#### Selected extract ####

An alternative solution...
If your matrix can be easily broken into blocks of submatrices (as in the second example above) then using a cell array to store numeric values and function handles may be your best option.
However, if the random values are single elements scattered sparsely throughout the entire matrix, then a variation similar to what user57368 suggested may work better. You could store your matrix data in three parts: a numeric matrix with placeholders (such as NaN) where the randomly-generated values will go, an index vector containing linear indices of the positions of the randomly-generated values, and a cell array of the same length as the index vector containing function handles for the functions to be used to generate the random values. To make things easier, you can even store these three pieces of data in a structure.
As an example, the following defines a 3-by-3 matrix with 3 random values stored in indices 2, 4, and 9 and drawn respectively from a normal distribution, a uniform distribution from 5 to 10, and an exponential distribution:
matData = struct('numMatrix',[1 nan 3; nan 2 4; 0 5 nan],...
'randIndex',[2 4 9],...

#### Material provided ####

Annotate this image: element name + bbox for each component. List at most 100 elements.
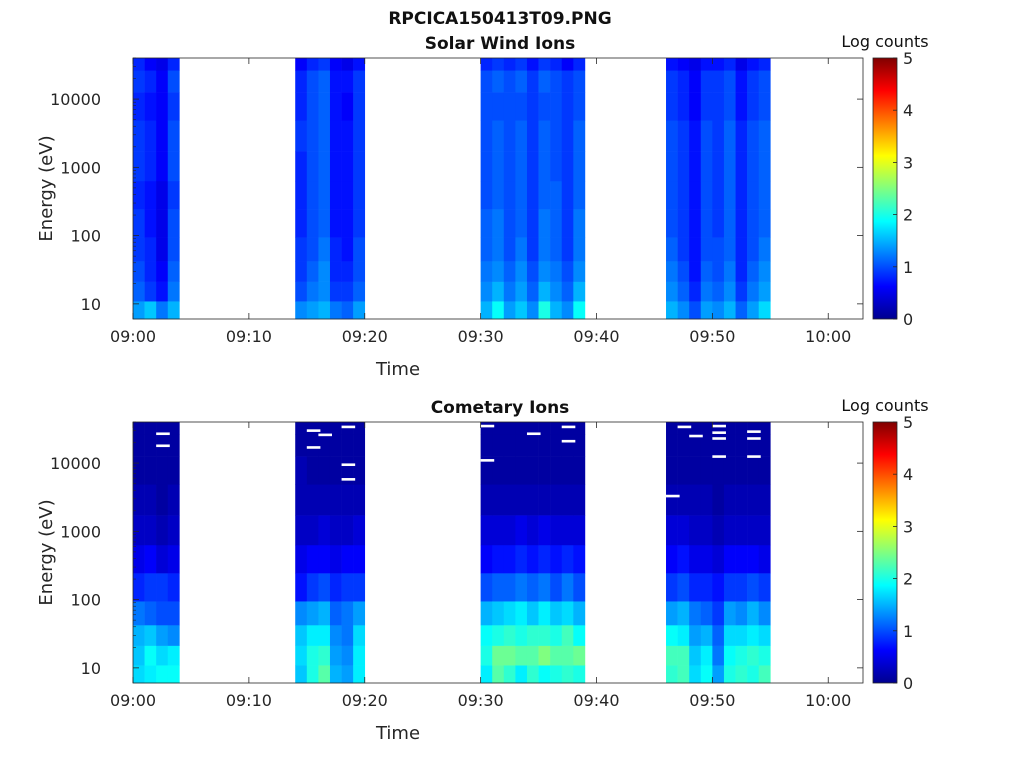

####

_Work to do_
[1] According to the matrix passage, from which distribution is the random value at index 4 drawn?
[2] Do these statements agree with the matrix passage? Answer yes or no for each, quoting the words that decide it.
(a) The numeric matrix holds placeholders such as NaN where the random values will go.
(b) When random values are single elements scattered sparsely, a cell array of blocks is the recommended option.
(c) The example defines a 4-by-4 matrix.
[3] Carry on the matrix passage from the point where it stops.
The data play no part in what is asked here.

_Outputs in order_
[1] A uniform distribution from 5 to 10.

[2]
(a) Yes: "a numeric matrix with placeholders (such as NaN) where the randomly-generated values will go"
(b) No: "if the random values are single elements scattered sparsely throughout the entire matrix, then a variation similar to what user57368 suggested may work better"
(c) No: "the following defines a 3-by-3 matrix"

[3]
'randFcns',{{#randn , #() 5*rand+5 , #() -log(rand)/2}});
And you can define a new create_matrix function to easily create a matrix from this data:
function numMatrix = create_matrix(matData)
numMatrix = matData.numMatrix;
numMatrix(matData.randIndex) = cellfun(#feval,matData.randFcns);
end

If you were using NumPy, then masked arrays would be the obvious place to start, but I don't know of any equivalent in MATLAB. Cell arrays might not be compact enough, and if you did use a cell array, then you would have to come up with an efficient way to find the non-real entries and replace them with a sample from the right distribution.
Try using a regular or sparse matrix to hold the real values, and leave it at zero wherever you want a random variable. Then alongside that store a sparse matrix of the same shape whose non-zero entries correspond to the random variables in your matrix. If you want, the value of the entry in the second matrix can be used to indicate which distribution (ie. 1 for uniform, 2 for normal, etc.).
Whenever you want to get a purely real matrix to work with, you iterate over the non-zero values in the second matrix to convert them to samples, and then add that matrix to your first.